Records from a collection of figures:
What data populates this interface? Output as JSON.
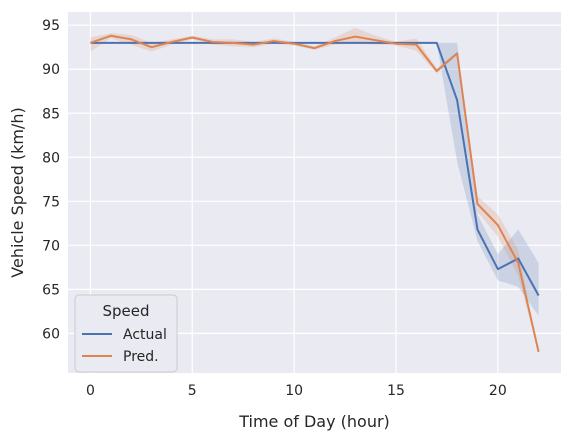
{
  "chart_data": {
    "type": "line",
    "title": "",
    "xlabel": "Time of Day (hour)",
    "ylabel": "Vehicle Speed (km/h)",
    "xlim": [
      -1.1,
      23.1
    ],
    "ylim": [
      55.5,
      96.5
    ],
    "xticks": [
      0,
      5,
      10,
      15,
      20
    ],
    "yticks": [
      60,
      65,
      70,
      75,
      80,
      85,
      90,
      95
    ],
    "grid": true,
    "legend": {
      "title": "Speed",
      "placement": "lower-left"
    },
    "x": [
      0,
      1,
      2,
      3,
      4,
      5,
      6,
      7,
      8,
      9,
      10,
      11,
      12,
      13,
      14,
      15,
      16,
      17,
      18,
      19,
      20,
      21,
      22
    ],
    "series": [
      {
        "name": "Actual",
        "color": "#4c72b0",
        "values": [
          93.0,
          93.0,
          93.0,
          93.0,
          93.0,
          93.0,
          93.0,
          93.0,
          93.0,
          93.0,
          93.0,
          93.0,
          93.0,
          93.0,
          93.0,
          93.0,
          93.0,
          93.0,
          86.5,
          71.8,
          67.3,
          68.5,
          64.3
        ],
        "ci_low": [
          93.0,
          93.0,
          93.0,
          93.0,
          93.0,
          93.0,
          93.0,
          93.0,
          93.0,
          93.0,
          93.0,
          93.0,
          93.0,
          93.0,
          93.0,
          93.0,
          93.0,
          93.0,
          79.5,
          70.5,
          66.0,
          65.3,
          62.0
        ],
        "ci_high": [
          93.0,
          93.0,
          93.0,
          93.0,
          93.0,
          93.0,
          93.0,
          93.0,
          93.0,
          93.0,
          93.0,
          93.0,
          93.0,
          93.0,
          93.0,
          93.0,
          93.0,
          93.0,
          93.0,
          73.5,
          69.0,
          71.8,
          68.0
        ]
      },
      {
        "name": "Pred.",
        "color": "#dd8452",
        "values": [
          93.0,
          93.8,
          93.4,
          92.5,
          93.1,
          93.6,
          93.1,
          93.0,
          92.8,
          93.2,
          92.9,
          92.4,
          93.2,
          93.7,
          93.3,
          92.9,
          92.8,
          89.8,
          91.8,
          74.7,
          72.3,
          68.0,
          57.9
        ],
        "ci_low": [
          92.0,
          93.5,
          92.8,
          92.0,
          92.8,
          93.4,
          92.8,
          92.6,
          92.5,
          92.9,
          92.7,
          92.2,
          92.8,
          92.9,
          92.8,
          92.7,
          92.1,
          89.5,
          91.6,
          73.8,
          71.0,
          66.5,
          57.9
        ],
        "ci_high": [
          93.6,
          94.1,
          93.9,
          93.0,
          93.4,
          93.8,
          93.4,
          93.4,
          93.1,
          93.5,
          93.1,
          92.6,
          93.6,
          94.7,
          93.8,
          93.1,
          93.5,
          90.1,
          92.0,
          75.6,
          73.5,
          69.5,
          57.9
        ]
      }
    ]
  }
}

INSTRUCTIONS FOR THE TASK ::
Find every line that holds "Speed" and copy it.

SOLVED PROBLEM ::
    "ylabel": "Vehicle Speed (km/h)",
      "title": "Speed",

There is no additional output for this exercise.